* ITEMS:
________________________________________
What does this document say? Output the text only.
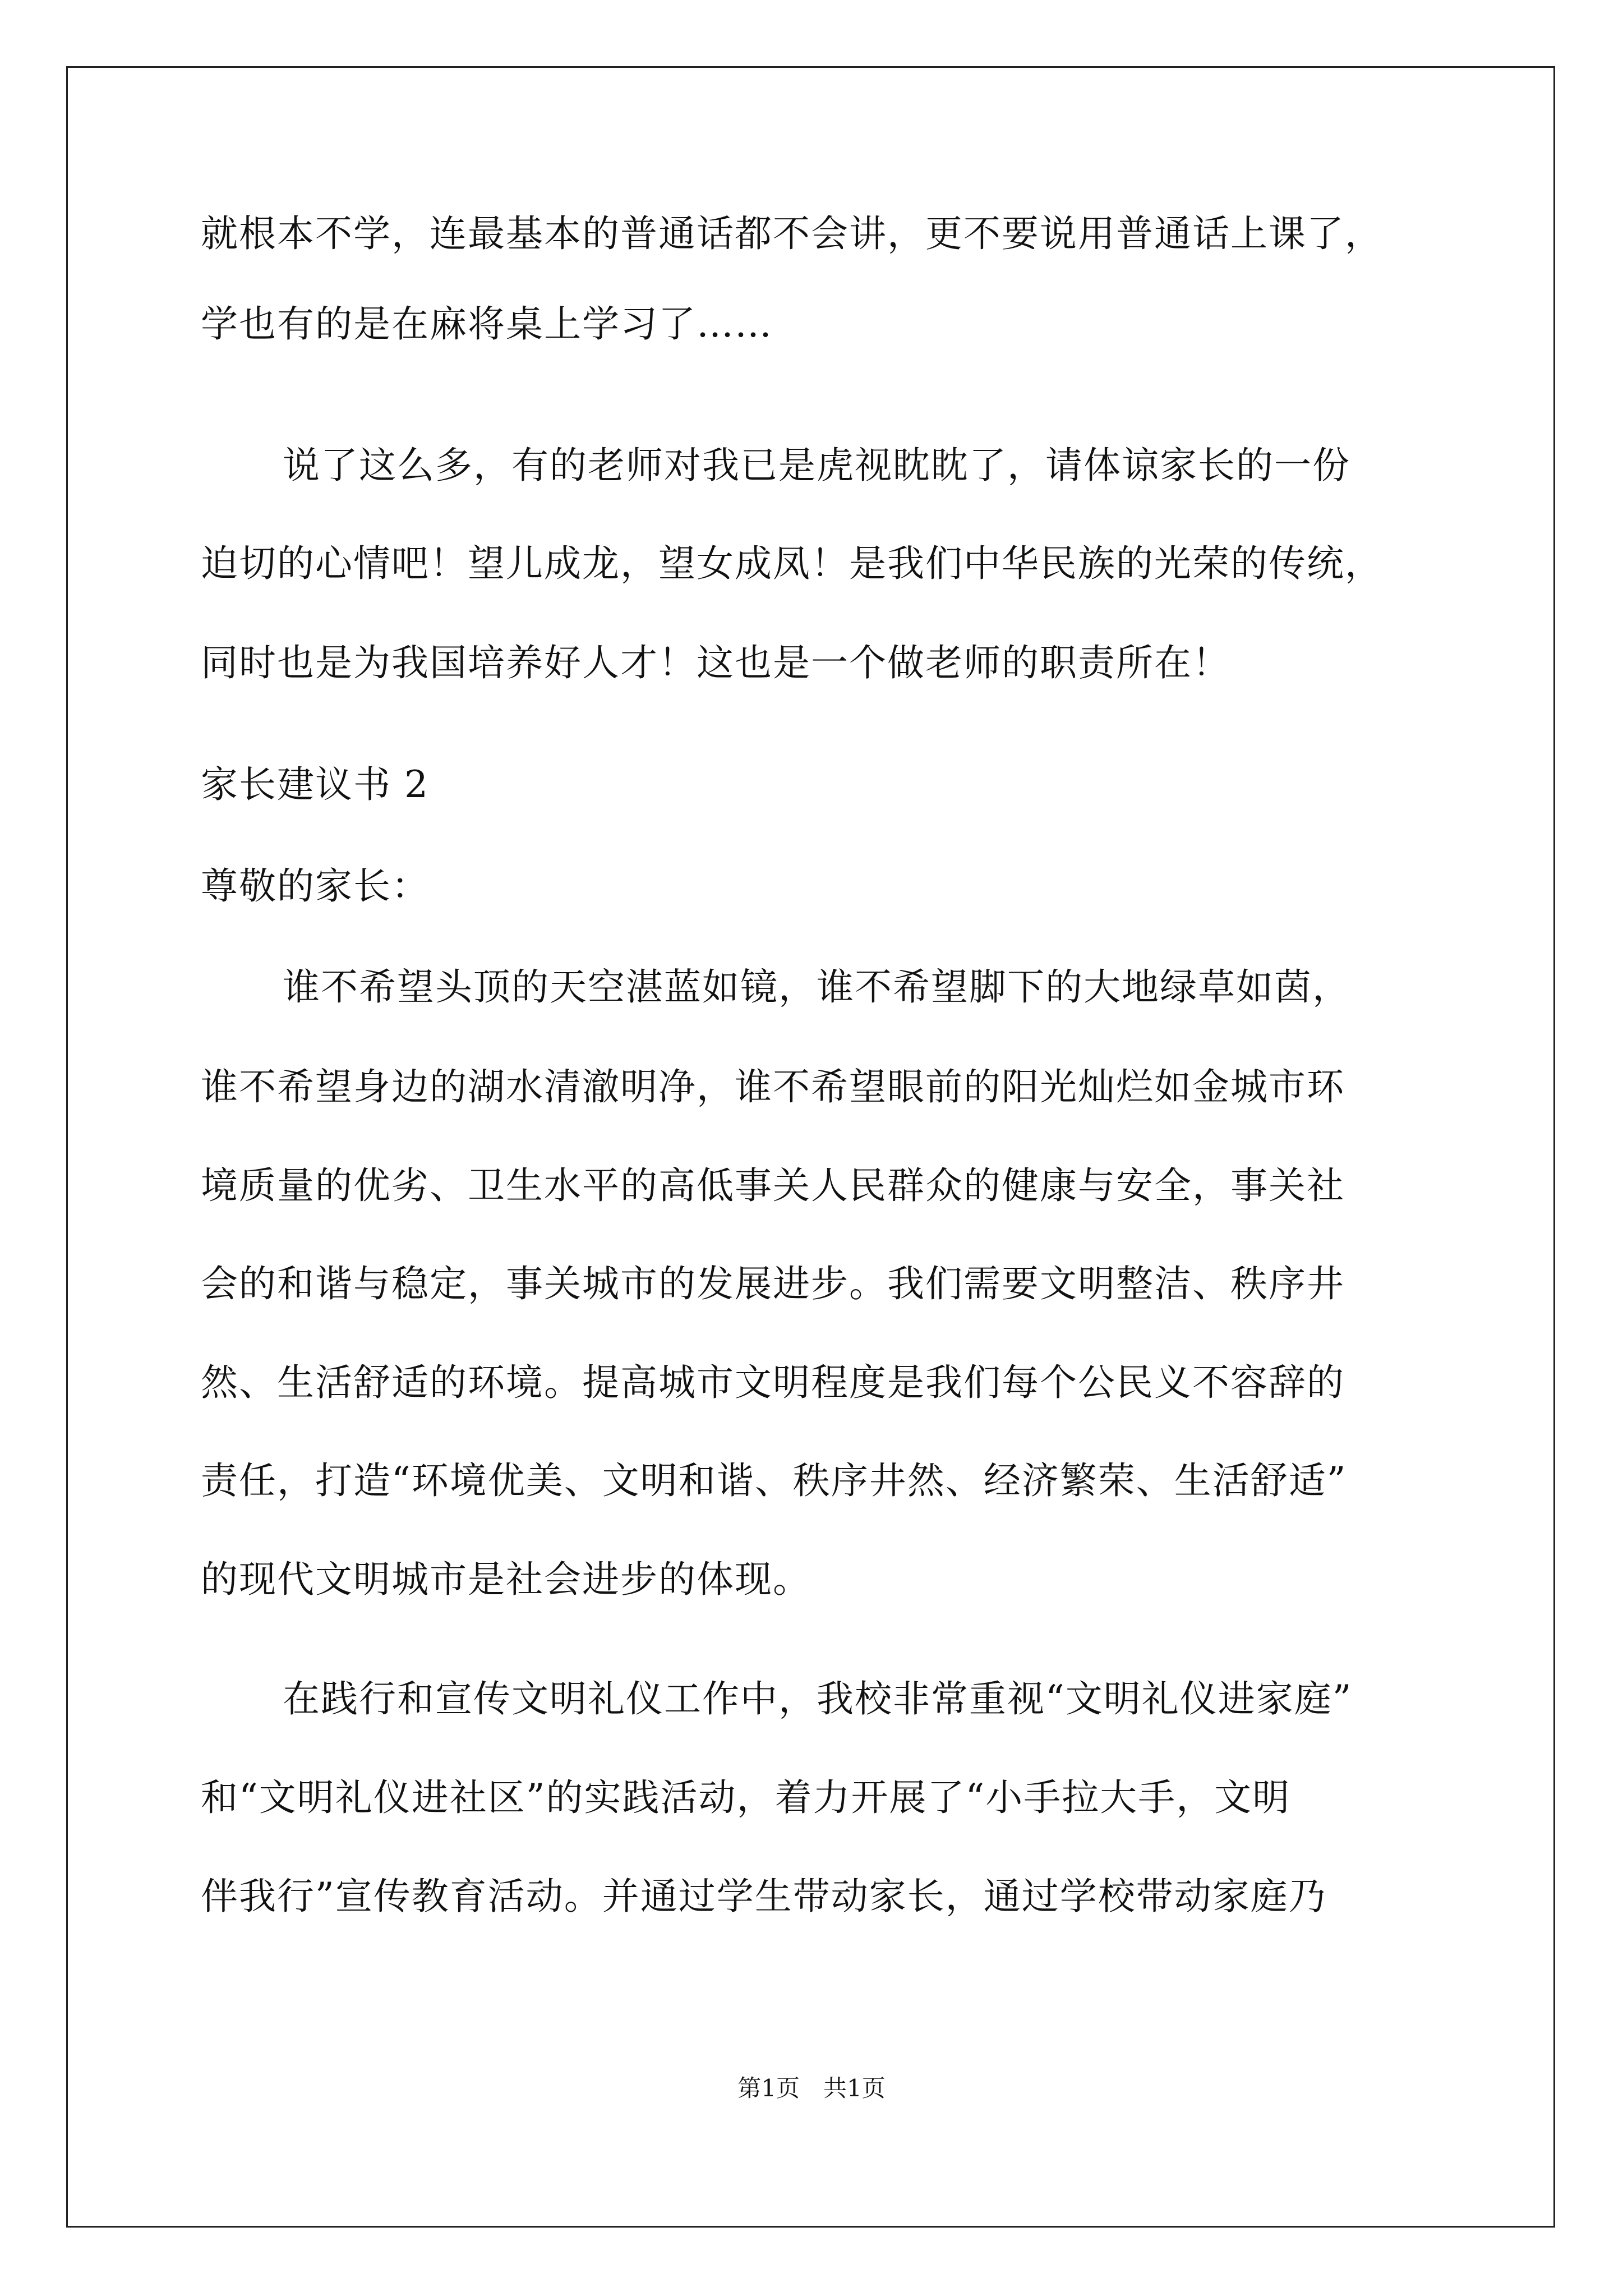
就根本不学，连最基本的普通话都不会讲，更不要说用普通话上课了，
学也有的是在麻将桌上学习了……
说了这么多，有的老师对我已是虎视眈眈了，请体谅家长的一份
迫切的心情吧！望儿成龙，望女成凤！是我们中华民族的光荣的传统，
同时也是为我国培养好人才！这也是一个做老师的职责所在！
家长建议书 2
尊敬的家长：
谁不希望头顶的天空湛蓝如镜，谁不希望脚下的大地绿草如茵，
谁不希望身边的湖水清澈明净，谁不希望眼前的阳光灿烂如金城市环
境质量的优劣、卫生水平的高低事关人民群众的健康与安全，事关社
会的和谐与稳定，事关城市的发展进步。我们需要文明整洁、秩序井
然、生活舒适的环境。提高城市文明程度是我们每个公民义不容辞的
责任，打造“环境优美、文明和谐、秩序井然、经济繁荣、生活舒适”
的现代文明城市是社会进步的体现。
在践行和宣传文明礼仪工作中，我校非常重视“文明礼仪进家庭”
和“文明礼仪进社区”的实践活动，着力开展了“小手拉大手，文明
伴我行”宣传教育活动。并通过学生带动家长，通过学校带动家庭乃
第1页　共1页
________________________________________
* GIVEN INSTRUCTION: Set the pictures aside and transcribe the data above exactly.

* COMPLETE OUTPUT:
What does this document say? Output the text only.
就根本不学，连最基本的普通话都不会讲，更不要说用普通话上课了，
学也有的是在麻将桌上学习了……
说了这么多，有的老师对我已是虎视眈眈了，请体谅家长的一份
迫切的心情吧！望儿成龙，望女成凤！是我们中华民族的光荣的传统，
同时也是为我国培养好人才！这也是一个做老师的职责所在！
家长建议书 2
尊敬的家长：
谁不希望头顶的天空湛蓝如镜，谁不希望脚下的大地绿草如茵，
谁不希望身边的湖水清澈明净，谁不希望眼前的阳光灿烂如金城市环
境质量的优劣、卫生水平的高低事关人民群众的健康与安全，事关社
会的和谐与稳定，事关城市的发展进步。我们需要文明整洁、秩序井
然、生活舒适的环境。提高城市文明程度是我们每个公民义不容辞的
责任，打造“环境优美、文明和谐、秩序井然、经济繁荣、生活舒适”
的现代文明城市是社会进步的体现。
在践行和宣传文明礼仪工作中，我校非常重视“文明礼仪进家庭”
和“文明礼仪进社区”的实践活动，着力开展了“小手拉大手，文明
伴我行”宣传教育活动。并通过学生带动家长，通过学校带动家庭乃
第1页　共1页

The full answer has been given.